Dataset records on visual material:
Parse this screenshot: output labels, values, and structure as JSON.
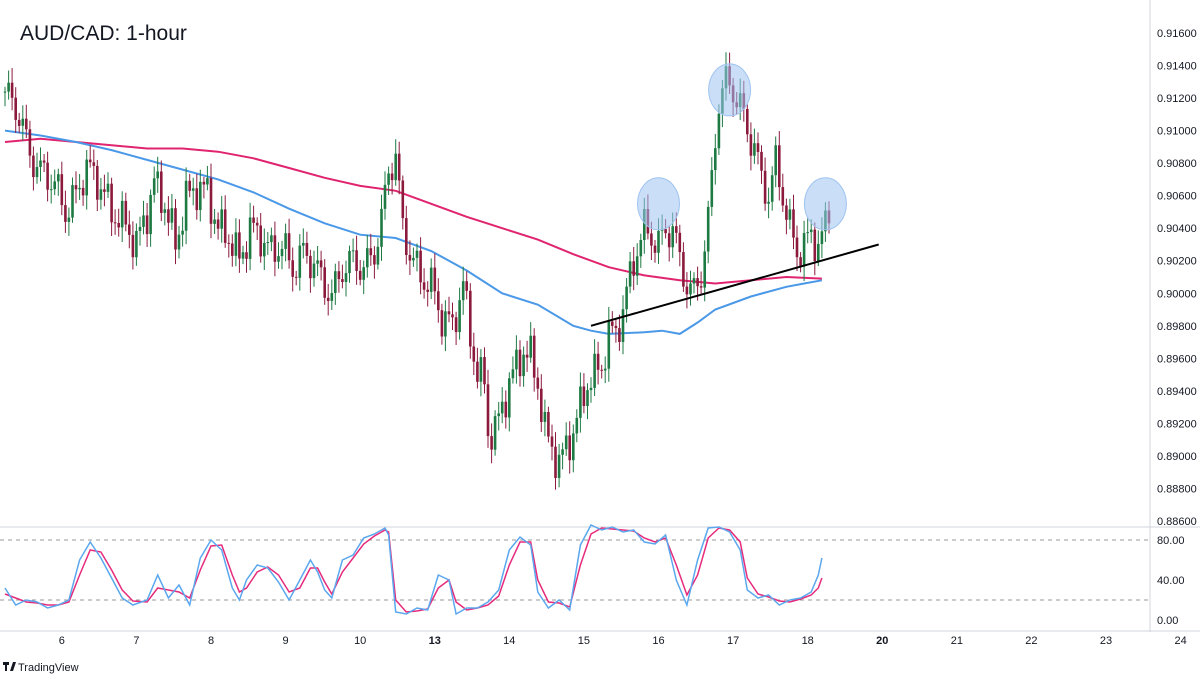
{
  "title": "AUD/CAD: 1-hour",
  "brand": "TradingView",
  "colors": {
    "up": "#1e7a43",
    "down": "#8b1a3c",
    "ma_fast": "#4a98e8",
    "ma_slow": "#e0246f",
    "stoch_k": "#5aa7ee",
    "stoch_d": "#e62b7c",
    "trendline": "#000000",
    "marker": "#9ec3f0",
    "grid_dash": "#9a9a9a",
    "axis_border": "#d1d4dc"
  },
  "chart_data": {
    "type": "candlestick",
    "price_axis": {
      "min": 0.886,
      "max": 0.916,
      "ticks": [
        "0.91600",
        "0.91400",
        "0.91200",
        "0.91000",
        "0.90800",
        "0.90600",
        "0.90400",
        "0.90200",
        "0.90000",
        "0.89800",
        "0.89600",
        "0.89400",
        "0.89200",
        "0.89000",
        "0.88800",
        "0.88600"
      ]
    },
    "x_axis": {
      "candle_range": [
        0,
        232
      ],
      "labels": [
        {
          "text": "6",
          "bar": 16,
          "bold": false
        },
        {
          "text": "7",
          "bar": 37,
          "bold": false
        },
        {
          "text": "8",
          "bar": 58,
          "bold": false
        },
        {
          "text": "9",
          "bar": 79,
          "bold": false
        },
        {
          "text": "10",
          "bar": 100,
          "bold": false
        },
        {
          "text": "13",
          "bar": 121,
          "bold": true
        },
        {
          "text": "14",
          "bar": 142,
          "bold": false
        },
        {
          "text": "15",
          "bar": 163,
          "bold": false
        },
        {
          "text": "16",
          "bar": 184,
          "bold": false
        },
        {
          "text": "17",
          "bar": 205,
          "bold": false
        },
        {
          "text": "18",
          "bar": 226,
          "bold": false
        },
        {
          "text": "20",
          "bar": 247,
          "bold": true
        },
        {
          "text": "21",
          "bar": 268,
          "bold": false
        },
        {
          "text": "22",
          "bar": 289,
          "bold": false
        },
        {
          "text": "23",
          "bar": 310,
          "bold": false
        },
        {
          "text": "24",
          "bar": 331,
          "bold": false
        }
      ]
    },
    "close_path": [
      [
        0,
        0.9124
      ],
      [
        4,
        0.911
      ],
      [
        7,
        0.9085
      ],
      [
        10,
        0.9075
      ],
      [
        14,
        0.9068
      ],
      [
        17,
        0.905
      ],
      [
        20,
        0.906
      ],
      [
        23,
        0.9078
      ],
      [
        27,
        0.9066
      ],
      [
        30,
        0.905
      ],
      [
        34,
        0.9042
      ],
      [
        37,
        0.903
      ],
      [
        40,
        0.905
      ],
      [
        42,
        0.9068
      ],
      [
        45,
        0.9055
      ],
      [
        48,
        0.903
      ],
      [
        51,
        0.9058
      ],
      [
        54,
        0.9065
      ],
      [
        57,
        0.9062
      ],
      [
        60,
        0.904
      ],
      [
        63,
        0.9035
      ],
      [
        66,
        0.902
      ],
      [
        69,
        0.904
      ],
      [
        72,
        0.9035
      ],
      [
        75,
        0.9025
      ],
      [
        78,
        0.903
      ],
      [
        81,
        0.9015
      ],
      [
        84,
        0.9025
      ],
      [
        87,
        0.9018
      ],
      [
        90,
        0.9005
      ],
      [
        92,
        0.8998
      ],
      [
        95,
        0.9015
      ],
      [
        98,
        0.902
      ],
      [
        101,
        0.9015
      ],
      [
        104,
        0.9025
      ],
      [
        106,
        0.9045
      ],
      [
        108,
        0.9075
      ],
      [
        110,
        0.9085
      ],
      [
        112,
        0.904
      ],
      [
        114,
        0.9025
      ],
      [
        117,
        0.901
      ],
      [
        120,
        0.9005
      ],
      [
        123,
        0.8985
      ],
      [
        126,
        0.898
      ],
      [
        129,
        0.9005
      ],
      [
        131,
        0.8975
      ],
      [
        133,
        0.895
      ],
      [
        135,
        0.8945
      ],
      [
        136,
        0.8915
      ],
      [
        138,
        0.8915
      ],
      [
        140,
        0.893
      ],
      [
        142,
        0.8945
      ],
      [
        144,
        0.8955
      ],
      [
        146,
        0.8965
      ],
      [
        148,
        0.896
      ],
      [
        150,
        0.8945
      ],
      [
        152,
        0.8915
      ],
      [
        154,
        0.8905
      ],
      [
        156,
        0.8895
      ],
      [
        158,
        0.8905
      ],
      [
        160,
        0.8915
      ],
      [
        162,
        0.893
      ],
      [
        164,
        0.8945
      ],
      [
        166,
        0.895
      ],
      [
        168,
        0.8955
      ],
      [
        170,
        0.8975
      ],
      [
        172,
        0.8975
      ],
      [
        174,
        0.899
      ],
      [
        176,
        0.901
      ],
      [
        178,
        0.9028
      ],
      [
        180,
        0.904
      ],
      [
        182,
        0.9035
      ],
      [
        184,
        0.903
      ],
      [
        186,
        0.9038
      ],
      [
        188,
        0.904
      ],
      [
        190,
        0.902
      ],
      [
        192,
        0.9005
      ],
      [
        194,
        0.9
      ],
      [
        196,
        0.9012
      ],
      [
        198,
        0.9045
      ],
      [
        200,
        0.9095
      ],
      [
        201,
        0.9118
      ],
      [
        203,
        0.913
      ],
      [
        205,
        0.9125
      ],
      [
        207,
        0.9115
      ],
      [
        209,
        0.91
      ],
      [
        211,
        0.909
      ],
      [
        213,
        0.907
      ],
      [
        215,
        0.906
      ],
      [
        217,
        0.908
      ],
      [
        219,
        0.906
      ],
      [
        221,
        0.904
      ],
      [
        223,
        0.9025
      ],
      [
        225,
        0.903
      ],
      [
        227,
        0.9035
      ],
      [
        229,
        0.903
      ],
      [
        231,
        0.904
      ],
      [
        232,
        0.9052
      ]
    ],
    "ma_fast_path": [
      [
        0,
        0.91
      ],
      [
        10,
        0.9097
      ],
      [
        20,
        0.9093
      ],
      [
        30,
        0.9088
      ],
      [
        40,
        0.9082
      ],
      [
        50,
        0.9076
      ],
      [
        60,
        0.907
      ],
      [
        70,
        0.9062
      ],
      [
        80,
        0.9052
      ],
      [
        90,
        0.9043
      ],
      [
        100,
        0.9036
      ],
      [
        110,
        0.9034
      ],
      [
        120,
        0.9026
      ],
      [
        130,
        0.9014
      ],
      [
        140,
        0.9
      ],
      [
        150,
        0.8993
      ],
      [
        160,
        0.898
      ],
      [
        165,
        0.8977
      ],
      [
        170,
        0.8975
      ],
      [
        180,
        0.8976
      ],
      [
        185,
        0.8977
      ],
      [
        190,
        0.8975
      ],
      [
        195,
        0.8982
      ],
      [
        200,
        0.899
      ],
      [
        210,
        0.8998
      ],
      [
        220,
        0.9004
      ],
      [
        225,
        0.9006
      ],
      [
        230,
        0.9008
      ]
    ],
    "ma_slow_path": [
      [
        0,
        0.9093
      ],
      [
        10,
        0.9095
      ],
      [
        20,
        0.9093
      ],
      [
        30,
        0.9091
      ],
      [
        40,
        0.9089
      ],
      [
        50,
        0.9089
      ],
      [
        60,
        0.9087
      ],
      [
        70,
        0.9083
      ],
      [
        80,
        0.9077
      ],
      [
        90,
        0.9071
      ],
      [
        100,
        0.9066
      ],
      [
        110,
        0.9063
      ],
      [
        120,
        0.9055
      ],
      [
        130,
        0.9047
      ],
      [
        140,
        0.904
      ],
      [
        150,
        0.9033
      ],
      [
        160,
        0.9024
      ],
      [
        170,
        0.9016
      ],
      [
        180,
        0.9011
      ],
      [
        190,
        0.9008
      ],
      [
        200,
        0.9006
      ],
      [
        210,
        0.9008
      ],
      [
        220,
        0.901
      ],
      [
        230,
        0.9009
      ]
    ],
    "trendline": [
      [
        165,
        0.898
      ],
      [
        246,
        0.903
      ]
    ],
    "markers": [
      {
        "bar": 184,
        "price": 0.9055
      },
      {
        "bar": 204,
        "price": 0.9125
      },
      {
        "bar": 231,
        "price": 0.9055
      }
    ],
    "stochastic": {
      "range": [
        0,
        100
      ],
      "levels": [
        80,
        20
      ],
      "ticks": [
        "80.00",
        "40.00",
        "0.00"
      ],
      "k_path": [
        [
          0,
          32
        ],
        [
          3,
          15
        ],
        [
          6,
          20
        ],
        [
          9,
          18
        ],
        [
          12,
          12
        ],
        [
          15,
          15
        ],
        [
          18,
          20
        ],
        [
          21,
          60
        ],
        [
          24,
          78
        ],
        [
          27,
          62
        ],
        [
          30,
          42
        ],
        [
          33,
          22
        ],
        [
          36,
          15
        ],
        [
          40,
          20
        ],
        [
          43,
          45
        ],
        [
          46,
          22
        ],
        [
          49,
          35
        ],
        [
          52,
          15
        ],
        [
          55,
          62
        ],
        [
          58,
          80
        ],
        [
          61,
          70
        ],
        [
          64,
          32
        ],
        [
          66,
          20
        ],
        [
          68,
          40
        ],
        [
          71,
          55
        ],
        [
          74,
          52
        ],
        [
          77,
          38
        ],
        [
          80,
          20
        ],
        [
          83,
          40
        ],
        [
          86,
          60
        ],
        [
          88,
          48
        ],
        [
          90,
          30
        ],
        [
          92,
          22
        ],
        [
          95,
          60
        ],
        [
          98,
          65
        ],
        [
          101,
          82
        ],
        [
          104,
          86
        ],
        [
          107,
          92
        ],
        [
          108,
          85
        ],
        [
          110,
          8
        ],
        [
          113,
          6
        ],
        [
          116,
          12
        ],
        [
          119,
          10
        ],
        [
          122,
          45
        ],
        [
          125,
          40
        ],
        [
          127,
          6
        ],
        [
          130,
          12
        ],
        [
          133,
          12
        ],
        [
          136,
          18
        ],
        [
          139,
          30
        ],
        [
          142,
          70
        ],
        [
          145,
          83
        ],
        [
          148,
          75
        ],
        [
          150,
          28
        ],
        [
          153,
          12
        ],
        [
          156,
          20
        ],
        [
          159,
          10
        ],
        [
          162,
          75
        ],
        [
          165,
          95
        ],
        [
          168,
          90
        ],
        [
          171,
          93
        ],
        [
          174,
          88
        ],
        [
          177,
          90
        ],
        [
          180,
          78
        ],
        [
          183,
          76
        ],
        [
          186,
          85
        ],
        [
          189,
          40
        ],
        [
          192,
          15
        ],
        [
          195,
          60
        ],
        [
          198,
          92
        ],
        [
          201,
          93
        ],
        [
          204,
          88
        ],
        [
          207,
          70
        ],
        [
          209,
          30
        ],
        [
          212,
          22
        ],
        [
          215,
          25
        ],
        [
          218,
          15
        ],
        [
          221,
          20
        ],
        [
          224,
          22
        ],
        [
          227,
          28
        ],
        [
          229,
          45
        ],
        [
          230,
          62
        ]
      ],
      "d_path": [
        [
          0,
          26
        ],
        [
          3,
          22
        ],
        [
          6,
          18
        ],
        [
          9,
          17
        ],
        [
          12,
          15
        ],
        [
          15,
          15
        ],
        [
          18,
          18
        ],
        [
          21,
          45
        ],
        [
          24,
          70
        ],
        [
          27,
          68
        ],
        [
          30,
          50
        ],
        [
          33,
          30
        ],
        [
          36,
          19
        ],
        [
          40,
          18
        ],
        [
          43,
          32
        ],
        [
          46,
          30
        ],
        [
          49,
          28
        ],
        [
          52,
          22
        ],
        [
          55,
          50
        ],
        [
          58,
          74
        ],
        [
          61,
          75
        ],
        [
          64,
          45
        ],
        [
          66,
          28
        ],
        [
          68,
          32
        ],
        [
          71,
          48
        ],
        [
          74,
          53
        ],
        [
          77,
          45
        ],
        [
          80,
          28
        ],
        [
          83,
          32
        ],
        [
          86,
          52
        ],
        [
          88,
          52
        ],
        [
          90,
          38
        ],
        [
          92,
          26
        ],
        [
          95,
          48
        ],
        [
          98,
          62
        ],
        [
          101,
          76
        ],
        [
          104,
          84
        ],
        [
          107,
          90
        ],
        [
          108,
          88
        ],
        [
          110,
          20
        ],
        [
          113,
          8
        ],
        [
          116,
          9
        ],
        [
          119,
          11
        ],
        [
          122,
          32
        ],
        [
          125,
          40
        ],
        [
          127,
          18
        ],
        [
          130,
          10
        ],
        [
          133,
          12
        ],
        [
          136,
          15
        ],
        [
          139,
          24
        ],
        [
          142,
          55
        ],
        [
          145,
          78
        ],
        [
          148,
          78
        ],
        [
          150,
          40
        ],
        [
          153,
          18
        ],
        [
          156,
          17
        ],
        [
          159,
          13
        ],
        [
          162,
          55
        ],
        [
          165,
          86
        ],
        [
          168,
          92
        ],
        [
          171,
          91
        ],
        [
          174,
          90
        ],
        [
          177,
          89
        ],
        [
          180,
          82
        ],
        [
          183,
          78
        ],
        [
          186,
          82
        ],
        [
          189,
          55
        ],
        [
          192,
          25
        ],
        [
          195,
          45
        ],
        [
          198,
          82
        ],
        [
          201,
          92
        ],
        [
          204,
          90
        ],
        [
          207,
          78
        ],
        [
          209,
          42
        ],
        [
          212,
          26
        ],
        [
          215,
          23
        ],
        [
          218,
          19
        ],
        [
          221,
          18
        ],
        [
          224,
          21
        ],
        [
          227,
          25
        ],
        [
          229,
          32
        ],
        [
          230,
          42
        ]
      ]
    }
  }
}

### Exercise
Copy out every line with the word "labels".

### Solution
Parse this screenshot: output labels, values, and structure as JSON.
      "labels": [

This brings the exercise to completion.